- Testo citato:
Ayrton è ricordato soprattutto per la sua maniacale dedizione e concentrazione. Era simpatico, era bello, piaceva a tutti. Credo che Ayrton sia diventato parte di quella minuscola manciata di amici i cui contorni si dissolvono lentamente fino ad assumere più la sembianza di fratelli.
Forse Ayrton voleva vivere la vita, tutto qui, e se possibile farla vivere anche agli altri. Ecco ciò che forse ognuno vedeva in Ayrton. Ciò che tutti vedevano meno era lo sguardo ombroso e rassegnato di chi di tanto in tanto gli appariva in volto, lo stesso che obbliga me in tante occasioni a trascinarmi fuori a distrarmi e lo stesso che rivedo ogni volta nelle registrazioni degli occhi di Senna prima della partenza di Imola, quel 1° maggio 1994.

- Dati forniti:
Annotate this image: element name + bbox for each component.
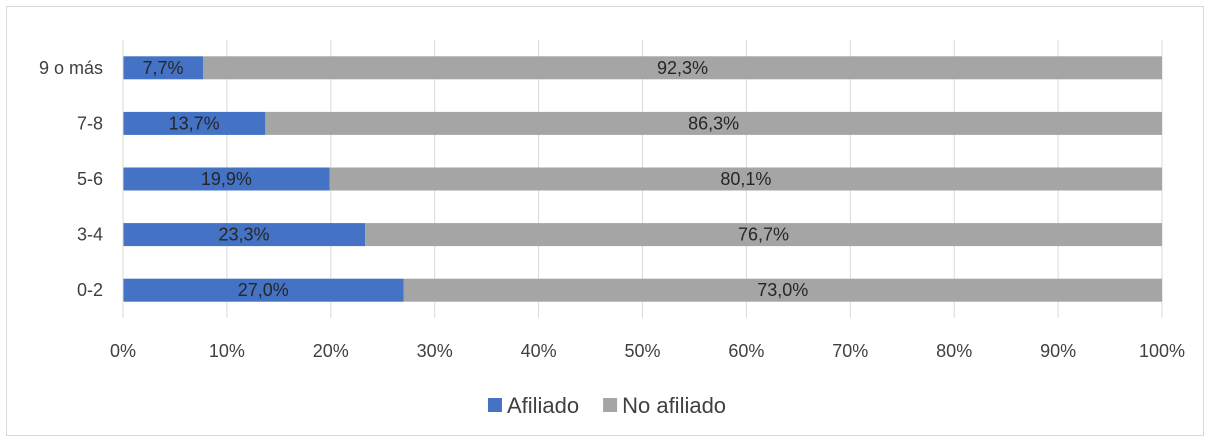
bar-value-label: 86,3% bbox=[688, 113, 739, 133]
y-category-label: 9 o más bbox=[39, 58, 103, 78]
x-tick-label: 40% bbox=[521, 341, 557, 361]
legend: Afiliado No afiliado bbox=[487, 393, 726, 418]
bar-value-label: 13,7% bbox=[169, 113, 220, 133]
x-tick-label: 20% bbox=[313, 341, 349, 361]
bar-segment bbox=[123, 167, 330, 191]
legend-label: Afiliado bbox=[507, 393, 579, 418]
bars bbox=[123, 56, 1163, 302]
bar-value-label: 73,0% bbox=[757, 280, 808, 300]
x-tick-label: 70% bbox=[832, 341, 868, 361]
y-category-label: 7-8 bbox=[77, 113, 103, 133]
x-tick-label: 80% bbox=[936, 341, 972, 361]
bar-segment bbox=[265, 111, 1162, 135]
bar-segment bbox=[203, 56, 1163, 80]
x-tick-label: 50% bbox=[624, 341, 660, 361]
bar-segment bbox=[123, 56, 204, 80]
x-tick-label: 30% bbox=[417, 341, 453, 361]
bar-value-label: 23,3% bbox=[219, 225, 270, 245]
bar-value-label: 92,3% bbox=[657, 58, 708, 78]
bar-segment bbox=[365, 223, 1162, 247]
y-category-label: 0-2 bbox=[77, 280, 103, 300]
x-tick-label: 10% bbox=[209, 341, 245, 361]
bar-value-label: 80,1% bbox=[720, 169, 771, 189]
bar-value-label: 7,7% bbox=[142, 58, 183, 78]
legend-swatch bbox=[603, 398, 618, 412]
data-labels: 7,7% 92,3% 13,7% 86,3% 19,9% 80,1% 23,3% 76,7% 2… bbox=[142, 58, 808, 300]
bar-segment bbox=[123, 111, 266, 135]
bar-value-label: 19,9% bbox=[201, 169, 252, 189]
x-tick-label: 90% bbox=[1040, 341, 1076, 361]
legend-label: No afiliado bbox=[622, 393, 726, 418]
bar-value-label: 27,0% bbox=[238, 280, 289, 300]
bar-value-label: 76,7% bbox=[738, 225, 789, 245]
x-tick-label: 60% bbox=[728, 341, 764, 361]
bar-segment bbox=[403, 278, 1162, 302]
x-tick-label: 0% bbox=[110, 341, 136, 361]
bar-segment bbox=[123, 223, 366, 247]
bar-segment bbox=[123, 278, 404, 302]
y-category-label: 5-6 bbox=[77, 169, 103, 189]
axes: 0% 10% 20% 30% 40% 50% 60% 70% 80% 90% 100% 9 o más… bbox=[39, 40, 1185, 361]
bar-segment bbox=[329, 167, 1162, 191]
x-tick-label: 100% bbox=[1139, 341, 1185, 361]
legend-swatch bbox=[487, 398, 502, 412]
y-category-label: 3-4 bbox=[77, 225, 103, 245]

- Compito 1: Nel testo citato, per che cosa è ricordato soprattutto Ayrton?
- Compito 2: Raccogli tutte le righe dei dati che contengono la stringa "swatch", tenendo conto di maiuscole e minuscole.
Il testo citato e i dati forniti sono materiali indipendenti l'uno dall'altro.

- Risposta 1: Per la sua maniacale dedizione e concentrazione.

- Risposta 2:
legend-swatch bbox=[603, 398, 618, 412]
legend-swatch bbox=[487, 398, 502, 412]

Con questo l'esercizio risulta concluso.